══ RECORDS TO USE ══

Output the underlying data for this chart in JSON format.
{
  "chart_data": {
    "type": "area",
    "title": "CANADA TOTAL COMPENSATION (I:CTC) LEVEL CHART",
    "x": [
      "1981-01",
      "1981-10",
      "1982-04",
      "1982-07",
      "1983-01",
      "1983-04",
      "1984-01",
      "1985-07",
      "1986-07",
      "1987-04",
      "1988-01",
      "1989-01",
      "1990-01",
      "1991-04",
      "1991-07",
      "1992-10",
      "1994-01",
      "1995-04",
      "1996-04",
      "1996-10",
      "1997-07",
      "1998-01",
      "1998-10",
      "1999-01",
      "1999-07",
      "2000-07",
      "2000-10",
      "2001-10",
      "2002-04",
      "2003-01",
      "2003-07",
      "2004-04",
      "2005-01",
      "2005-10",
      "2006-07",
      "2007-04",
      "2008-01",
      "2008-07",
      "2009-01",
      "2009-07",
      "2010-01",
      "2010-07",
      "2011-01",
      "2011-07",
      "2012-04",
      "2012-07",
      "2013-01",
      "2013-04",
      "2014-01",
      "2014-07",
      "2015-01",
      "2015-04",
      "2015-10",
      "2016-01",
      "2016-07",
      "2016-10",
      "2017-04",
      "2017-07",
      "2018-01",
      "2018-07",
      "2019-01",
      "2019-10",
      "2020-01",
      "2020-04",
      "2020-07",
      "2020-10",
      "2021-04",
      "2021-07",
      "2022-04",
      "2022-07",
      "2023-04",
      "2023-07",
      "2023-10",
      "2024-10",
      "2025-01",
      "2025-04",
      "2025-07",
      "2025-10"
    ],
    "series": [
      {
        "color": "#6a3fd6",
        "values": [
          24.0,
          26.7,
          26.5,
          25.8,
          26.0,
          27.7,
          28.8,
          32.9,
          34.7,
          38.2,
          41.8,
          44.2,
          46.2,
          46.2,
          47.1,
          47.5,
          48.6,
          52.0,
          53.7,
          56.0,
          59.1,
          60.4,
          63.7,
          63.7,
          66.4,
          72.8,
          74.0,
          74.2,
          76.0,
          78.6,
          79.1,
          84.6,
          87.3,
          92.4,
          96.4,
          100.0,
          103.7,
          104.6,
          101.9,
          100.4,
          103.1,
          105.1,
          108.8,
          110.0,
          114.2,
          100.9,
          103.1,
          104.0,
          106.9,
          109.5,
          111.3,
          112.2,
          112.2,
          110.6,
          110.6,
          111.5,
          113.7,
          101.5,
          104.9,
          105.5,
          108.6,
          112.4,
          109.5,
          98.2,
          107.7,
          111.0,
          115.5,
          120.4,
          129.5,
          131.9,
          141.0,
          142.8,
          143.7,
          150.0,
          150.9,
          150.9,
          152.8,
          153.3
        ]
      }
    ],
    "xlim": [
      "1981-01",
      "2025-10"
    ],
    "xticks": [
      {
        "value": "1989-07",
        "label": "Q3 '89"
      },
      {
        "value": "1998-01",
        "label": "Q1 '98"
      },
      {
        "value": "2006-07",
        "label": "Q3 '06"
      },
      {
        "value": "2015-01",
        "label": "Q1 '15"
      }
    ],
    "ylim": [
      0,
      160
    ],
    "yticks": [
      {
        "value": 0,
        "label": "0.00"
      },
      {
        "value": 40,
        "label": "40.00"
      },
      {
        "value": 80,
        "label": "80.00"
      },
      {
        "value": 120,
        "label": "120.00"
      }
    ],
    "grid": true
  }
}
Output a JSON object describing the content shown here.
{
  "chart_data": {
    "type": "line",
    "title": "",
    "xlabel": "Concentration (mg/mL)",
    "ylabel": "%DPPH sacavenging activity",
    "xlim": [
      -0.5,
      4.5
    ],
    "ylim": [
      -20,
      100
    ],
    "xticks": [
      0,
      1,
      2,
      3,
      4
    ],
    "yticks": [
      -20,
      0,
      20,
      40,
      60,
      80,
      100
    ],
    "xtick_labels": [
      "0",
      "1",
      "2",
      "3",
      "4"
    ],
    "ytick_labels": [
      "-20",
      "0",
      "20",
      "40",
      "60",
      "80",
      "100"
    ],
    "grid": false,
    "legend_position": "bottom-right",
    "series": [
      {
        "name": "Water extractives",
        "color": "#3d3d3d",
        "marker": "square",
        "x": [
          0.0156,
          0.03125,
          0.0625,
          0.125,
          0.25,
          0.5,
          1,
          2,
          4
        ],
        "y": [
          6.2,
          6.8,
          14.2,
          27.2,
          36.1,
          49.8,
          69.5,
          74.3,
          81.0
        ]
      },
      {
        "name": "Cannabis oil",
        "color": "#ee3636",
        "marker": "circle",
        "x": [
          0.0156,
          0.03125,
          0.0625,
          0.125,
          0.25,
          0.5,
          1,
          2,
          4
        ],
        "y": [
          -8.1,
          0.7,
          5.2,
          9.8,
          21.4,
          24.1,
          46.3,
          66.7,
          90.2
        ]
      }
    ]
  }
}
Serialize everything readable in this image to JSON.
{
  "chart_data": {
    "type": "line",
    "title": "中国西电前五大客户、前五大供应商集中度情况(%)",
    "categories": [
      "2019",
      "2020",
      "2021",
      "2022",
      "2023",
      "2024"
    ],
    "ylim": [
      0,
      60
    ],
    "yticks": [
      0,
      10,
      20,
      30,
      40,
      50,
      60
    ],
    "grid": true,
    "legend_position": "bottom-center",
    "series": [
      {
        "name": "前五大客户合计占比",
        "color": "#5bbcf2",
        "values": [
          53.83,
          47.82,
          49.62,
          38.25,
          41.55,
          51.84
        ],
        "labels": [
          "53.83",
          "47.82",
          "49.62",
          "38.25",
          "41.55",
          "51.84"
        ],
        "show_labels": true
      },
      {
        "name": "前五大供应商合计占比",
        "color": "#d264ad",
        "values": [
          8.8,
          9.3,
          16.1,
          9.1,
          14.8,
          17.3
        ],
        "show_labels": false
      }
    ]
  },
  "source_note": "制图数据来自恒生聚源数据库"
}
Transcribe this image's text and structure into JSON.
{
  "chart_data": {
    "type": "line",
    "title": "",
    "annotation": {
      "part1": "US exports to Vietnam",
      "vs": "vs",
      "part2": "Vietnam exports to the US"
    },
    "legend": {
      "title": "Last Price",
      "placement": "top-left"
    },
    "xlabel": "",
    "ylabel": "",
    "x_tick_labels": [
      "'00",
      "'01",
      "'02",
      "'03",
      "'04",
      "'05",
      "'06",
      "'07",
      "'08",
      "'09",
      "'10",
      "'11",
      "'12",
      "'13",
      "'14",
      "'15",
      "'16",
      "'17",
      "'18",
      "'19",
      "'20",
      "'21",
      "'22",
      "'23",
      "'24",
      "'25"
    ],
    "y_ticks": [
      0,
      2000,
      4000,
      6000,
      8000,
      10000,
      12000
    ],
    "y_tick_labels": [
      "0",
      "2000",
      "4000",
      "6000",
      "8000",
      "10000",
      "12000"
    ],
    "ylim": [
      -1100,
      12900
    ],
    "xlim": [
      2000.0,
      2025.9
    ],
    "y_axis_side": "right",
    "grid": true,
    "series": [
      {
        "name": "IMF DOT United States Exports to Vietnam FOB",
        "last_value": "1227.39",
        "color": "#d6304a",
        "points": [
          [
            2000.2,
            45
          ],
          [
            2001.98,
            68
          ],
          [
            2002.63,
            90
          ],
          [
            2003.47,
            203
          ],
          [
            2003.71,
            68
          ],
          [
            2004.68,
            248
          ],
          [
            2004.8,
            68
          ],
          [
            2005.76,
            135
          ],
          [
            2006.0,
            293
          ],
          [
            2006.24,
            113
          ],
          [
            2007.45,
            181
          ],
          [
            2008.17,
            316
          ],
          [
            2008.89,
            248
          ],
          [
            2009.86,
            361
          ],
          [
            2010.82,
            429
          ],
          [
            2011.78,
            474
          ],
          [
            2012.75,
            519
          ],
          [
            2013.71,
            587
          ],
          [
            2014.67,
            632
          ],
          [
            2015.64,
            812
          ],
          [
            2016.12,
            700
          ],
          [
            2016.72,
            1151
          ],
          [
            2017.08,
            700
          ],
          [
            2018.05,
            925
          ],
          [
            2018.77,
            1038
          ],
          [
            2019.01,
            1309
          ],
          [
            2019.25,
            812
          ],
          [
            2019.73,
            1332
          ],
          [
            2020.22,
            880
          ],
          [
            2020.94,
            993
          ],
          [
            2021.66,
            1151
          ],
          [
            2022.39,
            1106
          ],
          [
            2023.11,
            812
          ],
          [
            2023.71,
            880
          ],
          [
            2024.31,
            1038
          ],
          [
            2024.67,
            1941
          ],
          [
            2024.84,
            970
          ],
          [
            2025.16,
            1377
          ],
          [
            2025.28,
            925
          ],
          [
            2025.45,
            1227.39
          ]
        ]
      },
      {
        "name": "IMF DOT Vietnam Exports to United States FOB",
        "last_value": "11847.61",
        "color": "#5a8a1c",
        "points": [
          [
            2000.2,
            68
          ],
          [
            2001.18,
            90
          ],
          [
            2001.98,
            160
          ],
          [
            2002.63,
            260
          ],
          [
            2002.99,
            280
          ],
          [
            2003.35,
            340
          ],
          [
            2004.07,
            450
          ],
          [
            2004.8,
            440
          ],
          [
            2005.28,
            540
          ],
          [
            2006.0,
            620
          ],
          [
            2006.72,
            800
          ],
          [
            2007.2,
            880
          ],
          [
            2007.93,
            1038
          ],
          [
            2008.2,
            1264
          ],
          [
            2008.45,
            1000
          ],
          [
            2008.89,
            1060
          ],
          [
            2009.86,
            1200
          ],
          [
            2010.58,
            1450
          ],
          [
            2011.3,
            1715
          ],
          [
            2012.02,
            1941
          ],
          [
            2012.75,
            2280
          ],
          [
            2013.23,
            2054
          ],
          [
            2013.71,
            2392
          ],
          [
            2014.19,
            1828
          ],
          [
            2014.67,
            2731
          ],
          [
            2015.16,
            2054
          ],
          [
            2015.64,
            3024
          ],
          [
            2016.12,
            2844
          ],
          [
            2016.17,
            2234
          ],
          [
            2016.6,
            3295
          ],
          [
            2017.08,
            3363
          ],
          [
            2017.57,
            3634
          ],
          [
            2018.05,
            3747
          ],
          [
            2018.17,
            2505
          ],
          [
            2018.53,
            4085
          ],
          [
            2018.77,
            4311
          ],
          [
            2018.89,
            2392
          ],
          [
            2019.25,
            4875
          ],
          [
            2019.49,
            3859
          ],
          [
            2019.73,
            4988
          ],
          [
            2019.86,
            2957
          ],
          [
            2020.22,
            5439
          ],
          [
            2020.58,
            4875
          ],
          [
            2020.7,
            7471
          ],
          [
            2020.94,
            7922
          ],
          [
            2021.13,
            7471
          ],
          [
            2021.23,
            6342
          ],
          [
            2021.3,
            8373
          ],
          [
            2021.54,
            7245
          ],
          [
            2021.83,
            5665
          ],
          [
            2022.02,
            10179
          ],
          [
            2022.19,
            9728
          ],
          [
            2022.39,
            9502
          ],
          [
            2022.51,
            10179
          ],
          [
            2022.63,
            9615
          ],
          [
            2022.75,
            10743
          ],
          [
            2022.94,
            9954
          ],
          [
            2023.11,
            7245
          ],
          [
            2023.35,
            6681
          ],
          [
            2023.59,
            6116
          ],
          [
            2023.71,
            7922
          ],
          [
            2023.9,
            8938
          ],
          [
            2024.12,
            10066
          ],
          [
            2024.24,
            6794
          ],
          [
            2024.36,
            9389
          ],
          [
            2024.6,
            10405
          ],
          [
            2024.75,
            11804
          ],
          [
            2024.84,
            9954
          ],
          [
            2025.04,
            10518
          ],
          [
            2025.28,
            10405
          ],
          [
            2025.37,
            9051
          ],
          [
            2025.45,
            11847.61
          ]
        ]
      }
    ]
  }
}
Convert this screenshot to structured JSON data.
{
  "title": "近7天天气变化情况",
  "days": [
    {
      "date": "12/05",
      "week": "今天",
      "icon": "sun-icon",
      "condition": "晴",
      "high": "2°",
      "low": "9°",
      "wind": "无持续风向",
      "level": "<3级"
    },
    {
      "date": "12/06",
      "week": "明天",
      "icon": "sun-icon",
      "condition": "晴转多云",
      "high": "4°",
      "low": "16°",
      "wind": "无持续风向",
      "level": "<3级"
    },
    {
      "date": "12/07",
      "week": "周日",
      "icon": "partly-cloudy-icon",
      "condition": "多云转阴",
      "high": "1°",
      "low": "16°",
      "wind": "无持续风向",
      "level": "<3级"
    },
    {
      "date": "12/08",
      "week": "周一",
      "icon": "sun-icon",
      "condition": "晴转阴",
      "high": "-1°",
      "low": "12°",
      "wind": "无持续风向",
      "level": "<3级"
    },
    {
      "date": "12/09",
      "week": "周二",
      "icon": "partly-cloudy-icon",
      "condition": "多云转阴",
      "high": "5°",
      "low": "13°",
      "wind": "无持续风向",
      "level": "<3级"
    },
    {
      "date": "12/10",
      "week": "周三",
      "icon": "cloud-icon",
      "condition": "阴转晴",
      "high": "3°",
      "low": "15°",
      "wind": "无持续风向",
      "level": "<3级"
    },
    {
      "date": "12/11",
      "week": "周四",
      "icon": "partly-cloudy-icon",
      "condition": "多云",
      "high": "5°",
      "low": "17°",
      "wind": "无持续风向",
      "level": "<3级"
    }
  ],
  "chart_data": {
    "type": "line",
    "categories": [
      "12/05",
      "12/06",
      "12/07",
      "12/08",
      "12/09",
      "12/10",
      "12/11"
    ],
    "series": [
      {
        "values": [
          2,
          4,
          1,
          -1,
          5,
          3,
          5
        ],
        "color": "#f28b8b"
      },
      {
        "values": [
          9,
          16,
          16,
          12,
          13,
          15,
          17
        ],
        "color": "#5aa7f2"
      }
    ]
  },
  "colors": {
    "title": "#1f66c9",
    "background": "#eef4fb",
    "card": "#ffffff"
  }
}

═══

- EXERCISE DETAILS -
Show each line of the listing that holds the string "States".

- ANSWER BELOW -
        "name": "IMF DOT United States Exports to Vietnam FOB",
        "name": "IMF DOT Vietnam Exports to United States FOB",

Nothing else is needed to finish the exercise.